--- Task to complete ---
Pull out every line containing the string "title".

— BEGIN —

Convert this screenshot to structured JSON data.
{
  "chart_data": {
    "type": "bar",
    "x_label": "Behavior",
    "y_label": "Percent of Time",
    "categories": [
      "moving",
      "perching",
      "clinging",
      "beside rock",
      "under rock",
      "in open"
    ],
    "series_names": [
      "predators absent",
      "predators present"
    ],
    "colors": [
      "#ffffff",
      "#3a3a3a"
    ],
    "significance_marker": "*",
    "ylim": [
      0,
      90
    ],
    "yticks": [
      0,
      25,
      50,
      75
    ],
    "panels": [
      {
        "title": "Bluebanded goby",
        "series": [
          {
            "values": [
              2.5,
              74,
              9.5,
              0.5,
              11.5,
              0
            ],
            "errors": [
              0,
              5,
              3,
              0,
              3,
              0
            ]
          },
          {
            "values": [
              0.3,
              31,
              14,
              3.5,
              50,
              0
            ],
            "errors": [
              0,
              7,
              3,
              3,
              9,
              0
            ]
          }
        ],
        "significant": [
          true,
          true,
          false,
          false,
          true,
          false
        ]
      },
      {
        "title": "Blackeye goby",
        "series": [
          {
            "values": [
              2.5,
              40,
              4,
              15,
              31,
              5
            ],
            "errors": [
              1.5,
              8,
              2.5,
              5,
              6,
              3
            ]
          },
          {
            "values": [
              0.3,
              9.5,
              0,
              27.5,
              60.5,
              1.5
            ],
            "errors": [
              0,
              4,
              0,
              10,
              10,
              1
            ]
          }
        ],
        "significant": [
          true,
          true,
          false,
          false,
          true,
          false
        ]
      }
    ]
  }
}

— END —

--- Response below ---
        "title": "Bluebanded goby",
        "title": "Blackeye goby",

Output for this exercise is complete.